(Entries from a dataset)
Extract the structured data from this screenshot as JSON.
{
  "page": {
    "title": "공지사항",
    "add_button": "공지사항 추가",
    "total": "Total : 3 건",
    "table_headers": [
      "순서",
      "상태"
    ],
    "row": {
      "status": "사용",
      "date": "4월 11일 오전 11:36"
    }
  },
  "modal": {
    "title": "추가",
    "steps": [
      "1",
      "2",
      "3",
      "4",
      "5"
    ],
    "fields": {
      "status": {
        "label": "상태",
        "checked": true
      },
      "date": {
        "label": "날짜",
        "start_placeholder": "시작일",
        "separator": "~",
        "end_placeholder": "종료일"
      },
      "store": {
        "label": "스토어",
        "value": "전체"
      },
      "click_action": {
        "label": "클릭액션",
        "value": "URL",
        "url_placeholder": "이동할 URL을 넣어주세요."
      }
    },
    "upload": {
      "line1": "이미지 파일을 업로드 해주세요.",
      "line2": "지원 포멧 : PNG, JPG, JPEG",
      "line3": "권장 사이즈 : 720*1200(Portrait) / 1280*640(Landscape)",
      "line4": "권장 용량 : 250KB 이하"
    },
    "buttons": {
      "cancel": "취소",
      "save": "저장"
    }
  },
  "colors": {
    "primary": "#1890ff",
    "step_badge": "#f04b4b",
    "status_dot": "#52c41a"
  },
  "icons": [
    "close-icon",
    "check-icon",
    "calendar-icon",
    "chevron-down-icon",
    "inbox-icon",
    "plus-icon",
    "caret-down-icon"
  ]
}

### INSTRUCTIONS FOR THE TASK
Write out the whole listing again, exactly as it stands.

### IN RESPONSE
Extract the structured data from this screenshot as JSON.
{
  "page": {
    "title": "공지사항",
    "add_button": "공지사항 추가",
    "total": "Total : 3 건",
    "table_headers": [
      "순서",
      "상태"
    ],
    "row": {
      "status": "사용",
      "date": "4월 11일 오전 11:36"
    }
  },
  "modal": {
    "title": "추가",
    "steps": [
      "1",
      "2",
      "3",
      "4",
      "5"
    ],
    "fields": {
      "status": {
        "label": "상태",
        "checked": true
      },
      "date": {
        "label": "날짜",
        "start_placeholder": "시작일",
        "separator": "~",
        "end_placeholder": "종료일"
      },
      "store": {
        "label": "스토어",
        "value": "전체"
      },
      "click_action": {
        "label": "클릭액션",
        "value": "URL",
        "url_placeholder": "이동할 URL을 넣어주세요."
      }
    },
    "upload": {
      "line1": "이미지 파일을 업로드 해주세요.",
      "line2": "지원 포멧 : PNG, JPG, JPEG",
      "line3": "권장 사이즈 : 720*1200(Portrait) / 1280*640(Landscape)",
      "line4": "권장 용량 : 250KB 이하"
    },
    "buttons": {
      "cancel": "취소",
      "save": "저장"
    }
  },
  "colors": {
    "primary": "#1890ff",
    "step_badge": "#f04b4b",
    "status_dot": "#52c41a"
  },
  "icons": [
    "close-icon",
    "check-icon",
    "calendar-icon",
    "chevron-down-icon",
    "inbox-icon",
    "plus-icon",
    "caret-down-icon"
  ]
}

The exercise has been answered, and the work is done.